**WHAT IS EXPECTED:**
Filter the records for lines holding the string "name".

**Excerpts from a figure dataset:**
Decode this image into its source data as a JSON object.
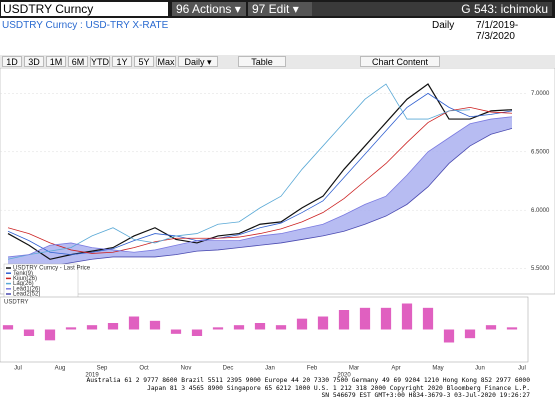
{
  "header": {
    "security": "USDTRY Curncy",
    "actions": "96 Actions ▾",
    "edit": "97 Edit ▾",
    "page": "G 543: ichimoku"
  },
  "subheader": {
    "name": "USDTRY Curncy : USD-TRY X-RATE",
    "frequency": "Daily",
    "range": "7/1/2019-7/3/2020"
  },
  "toolbar": {
    "buttons": [
      "1D",
      "3D",
      "1M",
      "6M",
      "YTD",
      "1Y",
      "5Y",
      "Max",
      "Daily ▾"
    ],
    "table": "Table",
    "chart_content": "Chart Content"
  },
  "chart_data": [
    {
      "type": "line",
      "categories": [
        "Jul",
        null,
        "Aug",
        null,
        "Sep",
        null,
        "Oct",
        null,
        "Nov",
        null,
        "Dec",
        null,
        "Jan",
        null,
        "Feb",
        null,
        "Mar",
        null,
        "Apr",
        null,
        "May",
        null,
        "Jun",
        null,
        "Jul"
      ],
      "years": [
        "2019",
        "2020"
      ],
      "ylim": [
        5.3,
        7.2
      ],
      "yticks": [
        {
          "value": 5.5,
          "label": "5.5000"
        },
        {
          "value": 6.0,
          "label": "6.0000"
        },
        {
          "value": 6.5,
          "label": "6.5000"
        },
        {
          "value": 7.0,
          "label": "7.0000"
        }
      ],
      "series": [
        {
          "name": "USDTRY Curncy - Last Price",
          "color": "#111111",
          "values": [
            5.8,
            5.7,
            5.58,
            5.62,
            5.65,
            5.68,
            5.78,
            5.85,
            5.75,
            5.72,
            5.78,
            5.8,
            5.88,
            5.9,
            6.02,
            6.12,
            6.35,
            6.55,
            6.75,
            6.95,
            7.08,
            6.78,
            6.78,
            6.85,
            6.86
          ]
        },
        {
          "name": "Tenk(9)",
          "color": "#2f5fd0",
          "values": [
            5.82,
            5.74,
            5.64,
            5.62,
            5.64,
            5.67,
            5.74,
            5.8,
            5.78,
            5.74,
            5.76,
            5.79,
            5.85,
            5.89,
            5.98,
            6.08,
            6.28,
            6.48,
            6.68,
            6.88,
            7.0,
            6.88,
            6.8,
            6.82,
            6.85
          ]
        },
        {
          "name": "Kijun(26)",
          "color": "#cc2222",
          "values": [
            5.85,
            5.8,
            5.72,
            5.66,
            5.63,
            5.64,
            5.68,
            5.73,
            5.76,
            5.76,
            5.76,
            5.77,
            5.8,
            5.84,
            5.9,
            5.98,
            6.1,
            6.25,
            6.4,
            6.58,
            6.75,
            6.85,
            6.88,
            6.84,
            6.83
          ]
        },
        {
          "name": "Lag(26)",
          "color": "#5aa9d6",
          "values": [
            5.58,
            5.62,
            5.65,
            5.68,
            5.78,
            5.85,
            5.75,
            5.72,
            5.78,
            5.8,
            5.88,
            5.9,
            6.02,
            6.12,
            6.35,
            6.55,
            6.75,
            6.95,
            7.08,
            6.78,
            6.78,
            6.85,
            6.86,
            null,
            null
          ]
        },
        {
          "name": "Lead1(26)",
          "color": "#7a7ae0",
          "values": [
            5.6,
            5.62,
            5.7,
            5.72,
            5.68,
            5.66,
            5.64,
            5.66,
            5.7,
            5.74,
            5.74,
            5.74,
            5.78,
            5.8,
            5.84,
            5.88,
            5.96,
            6.05,
            6.12,
            6.3,
            6.5,
            6.62,
            6.74,
            6.78,
            6.8
          ]
        },
        {
          "name": "Lead2(52)",
          "color": "#4a4ab0",
          "values": [
            5.45,
            5.48,
            5.52,
            5.55,
            5.58,
            5.6,
            5.6,
            5.6,
            5.62,
            5.65,
            5.66,
            5.68,
            5.7,
            5.72,
            5.75,
            5.78,
            5.82,
            5.88,
            5.95,
            6.05,
            6.2,
            6.4,
            6.55,
            6.65,
            6.7
          ]
        }
      ],
      "cloud_color": "#aab0f0"
    },
    {
      "type": "bar",
      "title": "USDTRY",
      "color": "#e060c0",
      "ylim": [
        -0.15,
        0.15
      ],
      "values": [
        0.02,
        -0.03,
        -0.05,
        0.01,
        0.02,
        0.03,
        0.06,
        0.04,
        -0.02,
        -0.03,
        0.01,
        0.02,
        0.03,
        0.02,
        0.05,
        0.06,
        0.09,
        0.1,
        0.1,
        0.12,
        0.1,
        -0.06,
        -0.04,
        0.02,
        0.01
      ]
    }
  ],
  "footer": [
    "Australia 61 2 9777 8600 Brazil 5511 2395 9000 Europe 44 20 7330 7500 Germany 49 69 9204 1210 Hong Kong 852 2977 6000",
    "Japan 81 3 4565 8900 Singapore 65 6212 1000 U.S. 1 212 318 2000 Copyright 2020 Bloomberg Finance L.P.",
    "SN 546679 EST GMT+3:00 H834-3679-3 03-Jul-2020 19:26:27"
  ]
}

**WRITTEN SOLUTION:**
    "name": "USDTRY Curncy : USD-TRY X-RATE",
          "name": "USDTRY Curncy - Last Price",
          "name": "Tenk(9)",
          "name": "Kijun(26)",
          "name": "Lag(26)",
          "name": "Lead1(26)",
          "name": "Lead2(52)",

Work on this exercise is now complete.